-- Data extract start --

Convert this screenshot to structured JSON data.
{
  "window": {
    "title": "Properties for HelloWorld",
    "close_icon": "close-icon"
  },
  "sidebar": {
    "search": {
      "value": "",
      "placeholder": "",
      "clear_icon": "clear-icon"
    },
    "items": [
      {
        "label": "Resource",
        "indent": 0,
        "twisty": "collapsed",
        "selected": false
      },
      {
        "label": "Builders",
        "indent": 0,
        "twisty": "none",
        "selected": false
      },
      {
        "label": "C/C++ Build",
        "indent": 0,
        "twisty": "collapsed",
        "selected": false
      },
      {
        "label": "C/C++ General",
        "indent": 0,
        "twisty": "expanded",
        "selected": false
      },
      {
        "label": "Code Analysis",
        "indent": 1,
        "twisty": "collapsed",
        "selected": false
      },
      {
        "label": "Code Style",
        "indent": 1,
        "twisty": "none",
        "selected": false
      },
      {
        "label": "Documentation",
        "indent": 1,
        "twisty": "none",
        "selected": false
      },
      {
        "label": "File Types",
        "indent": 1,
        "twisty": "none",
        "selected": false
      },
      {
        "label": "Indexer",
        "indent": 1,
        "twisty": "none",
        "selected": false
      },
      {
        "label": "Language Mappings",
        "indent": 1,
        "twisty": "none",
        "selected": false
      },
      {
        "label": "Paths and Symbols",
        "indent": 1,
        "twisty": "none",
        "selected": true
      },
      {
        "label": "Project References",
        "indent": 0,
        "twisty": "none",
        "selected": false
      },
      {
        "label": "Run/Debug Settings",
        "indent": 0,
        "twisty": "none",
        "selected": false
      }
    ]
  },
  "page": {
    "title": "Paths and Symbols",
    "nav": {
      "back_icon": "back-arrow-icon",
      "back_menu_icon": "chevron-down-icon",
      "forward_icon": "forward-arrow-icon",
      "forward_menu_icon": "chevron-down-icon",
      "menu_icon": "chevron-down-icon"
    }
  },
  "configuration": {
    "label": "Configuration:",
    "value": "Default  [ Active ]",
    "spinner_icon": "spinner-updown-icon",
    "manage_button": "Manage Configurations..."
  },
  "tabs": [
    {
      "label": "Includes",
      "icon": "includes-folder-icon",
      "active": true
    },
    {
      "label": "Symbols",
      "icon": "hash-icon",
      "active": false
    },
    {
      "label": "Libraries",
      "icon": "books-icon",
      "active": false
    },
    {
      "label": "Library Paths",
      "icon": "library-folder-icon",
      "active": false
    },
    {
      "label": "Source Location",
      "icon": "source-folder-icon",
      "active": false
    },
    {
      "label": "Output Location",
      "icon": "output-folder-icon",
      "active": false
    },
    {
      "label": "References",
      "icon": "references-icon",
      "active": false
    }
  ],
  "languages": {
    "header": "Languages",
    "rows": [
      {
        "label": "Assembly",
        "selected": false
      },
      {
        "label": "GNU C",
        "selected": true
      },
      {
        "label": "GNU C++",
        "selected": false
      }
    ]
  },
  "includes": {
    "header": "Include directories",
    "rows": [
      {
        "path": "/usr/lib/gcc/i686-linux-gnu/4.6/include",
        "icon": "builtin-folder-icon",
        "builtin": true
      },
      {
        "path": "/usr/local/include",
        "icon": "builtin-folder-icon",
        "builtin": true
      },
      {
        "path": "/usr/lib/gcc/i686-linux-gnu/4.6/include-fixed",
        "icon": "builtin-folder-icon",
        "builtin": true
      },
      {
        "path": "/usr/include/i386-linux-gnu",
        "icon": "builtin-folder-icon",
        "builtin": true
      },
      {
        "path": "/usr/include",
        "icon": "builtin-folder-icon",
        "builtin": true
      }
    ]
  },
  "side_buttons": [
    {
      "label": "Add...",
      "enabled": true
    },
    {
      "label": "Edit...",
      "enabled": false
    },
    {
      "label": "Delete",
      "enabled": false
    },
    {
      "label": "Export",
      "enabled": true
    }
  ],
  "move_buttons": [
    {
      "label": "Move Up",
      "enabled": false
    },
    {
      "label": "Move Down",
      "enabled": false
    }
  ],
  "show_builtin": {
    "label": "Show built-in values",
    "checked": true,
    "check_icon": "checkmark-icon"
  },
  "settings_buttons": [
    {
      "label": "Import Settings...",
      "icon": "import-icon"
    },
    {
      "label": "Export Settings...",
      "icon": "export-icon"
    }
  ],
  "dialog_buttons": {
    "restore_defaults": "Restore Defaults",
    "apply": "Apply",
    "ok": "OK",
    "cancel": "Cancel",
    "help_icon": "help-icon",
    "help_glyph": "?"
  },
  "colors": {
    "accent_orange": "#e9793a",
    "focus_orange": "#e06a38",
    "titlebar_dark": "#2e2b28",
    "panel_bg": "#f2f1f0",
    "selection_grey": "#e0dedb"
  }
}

-- Data extract end --

## What the task asks
Write out the complete set of records exactly as given.

## Output for this task
Convert this screenshot to structured JSON data.
{
  "window": {
    "title": "Properties for HelloWorld",
    "close_icon": "close-icon"
  },
  "sidebar": {
    "search": {
      "value": "",
      "placeholder": "",
      "clear_icon": "clear-icon"
    },
    "items": [
      {
        "label": "Resource",
        "indent": 0,
        "twisty": "collapsed",
        "selected": false
      },
      {
        "label": "Builders",
        "indent": 0,
        "twisty": "none",
        "selected": false
      },
      {
        "label": "C/C++ Build",
        "indent": 0,
        "twisty": "collapsed",
        "selected": false
      },
      {
        "label": "C/C++ General",
        "indent": 0,
        "twisty": "expanded",
        "selected": false
      },
      {
        "label": "Code Analysis",
        "indent": 1,
        "twisty": "collapsed",
        "selected": false
      },
      {
        "label": "Code Style",
        "indent": 1,
        "twisty": "none",
        "selected": false
      },
      {
        "label": "Documentation",
        "indent": 1,
        "twisty": "none",
        "selected": false
      },
      {
        "label": "File Types",
        "indent": 1,
        "twisty": "none",
        "selected": false
      },
      {
        "label": "Indexer",
        "indent": 1,
        "twisty": "none",
        "selected": false
      },
      {
        "label": "Language Mappings",
        "indent": 1,
        "twisty": "none",
        "selected": false
      },
      {
        "label": "Paths and Symbols",
        "indent": 1,
        "twisty": "none",
        "selected": true
      },
      {
        "label": "Project References",
        "indent": 0,
        "twisty": "none",
        "selected": false
      },
      {
        "label": "Run/Debug Settings",
        "indent": 0,
        "twisty": "none",
        "selected": false
      }
    ]
  },
  "page": {
    "title": "Paths and Symbols",
    "nav": {
      "back_icon": "back-arrow-icon",
      "back_menu_icon": "chevron-down-icon",
      "forward_icon": "forward-arrow-icon",
      "forward_menu_icon": "chevron-down-icon",
      "menu_icon": "chevron-down-icon"
    }
  },
  "configuration": {
    "label": "Configuration:",
    "value": "Default  [ Active ]",
    "spinner_icon": "spinner-updown-icon",
    "manage_button": "Manage Configurations..."
  },
  "tabs": [
    {
      "label": "Includes",
      "icon": "includes-folder-icon",
      "active": true
    },
    {
      "label": "Symbols",
      "icon": "hash-icon",
      "active": false
    },
    {
      "label": "Libraries",
      "icon": "books-icon",
      "active": false
    },
    {
      "label": "Library Paths",
      "icon": "library-folder-icon",
      "active": false
    },
    {
      "label": "Source Location",
      "icon": "source-folder-icon",
      "active": false
    },
    {
      "label": "Output Location",
      "icon": "output-folder-icon",
      "active": false
    },
    {
      "label": "References",
      "icon": "references-icon",
      "active": false
    }
  ],
  "languages": {
    "header": "Languages",
    "rows": [
      {
        "label": "Assembly",
        "selected": false
      },
      {
        "label": "GNU C",
        "selected": true
      },
      {
        "label": "GNU C++",
        "selected": false
      }
    ]
  },
  "includes": {
    "header": "Include directories",
    "rows": [
      {
        "path": "/usr/lib/gcc/i686-linux-gnu/4.6/include",
        "icon": "builtin-folder-icon",
        "builtin": true
      },
      {
        "path": "/usr/local/include",
        "icon": "builtin-folder-icon",
        "builtin": true
      },
      {
        "path": "/usr/lib/gcc/i686-linux-gnu/4.6/include-fixed",
        "icon": "builtin-folder-icon",
        "builtin": true
      },
      {
        "path": "/usr/include/i386-linux-gnu",
        "icon": "builtin-folder-icon",
        "builtin": true
      },
      {
        "path": "/usr/include",
        "icon": "builtin-folder-icon",
        "builtin": true
      }
    ]
  },
  "side_buttons": [
    {
      "label": "Add...",
      "enabled": true
    },
    {
      "label": "Edit...",
      "enabled": false
    },
    {
      "label": "Delete",
      "enabled": false
    },
    {
      "label": "Export",
      "enabled": true
    }
  ],
  "move_buttons": [
    {
      "label": "Move Up",
      "enabled": false
    },
    {
      "label": "Move Down",
      "enabled": false
    }
  ],
  "show_builtin": {
    "label": "Show built-in values",
    "checked": true,
    "check_icon": "checkmark-icon"
  },
  "settings_buttons": [
    {
      "label": "Import Settings...",
      "icon": "import-icon"
    },
    {
      "label": "Export Settings...",
      "icon": "export-icon"
    }
  ],
  "dialog_buttons": {
    "restore_defaults": "Restore Defaults",
    "apply": "Apply",
    "ok": "OK",
    "cancel": "Cancel",
    "help_icon": "help-icon",
    "help_glyph": "?"
  },
  "colors": {
    "accent_orange": "#e9793a",
    "focus_orange": "#e06a38",
    "titlebar_dark": "#2e2b28",
    "panel_bg": "#f2f1f0",
    "selection_grey": "#e0dedb"
  }
}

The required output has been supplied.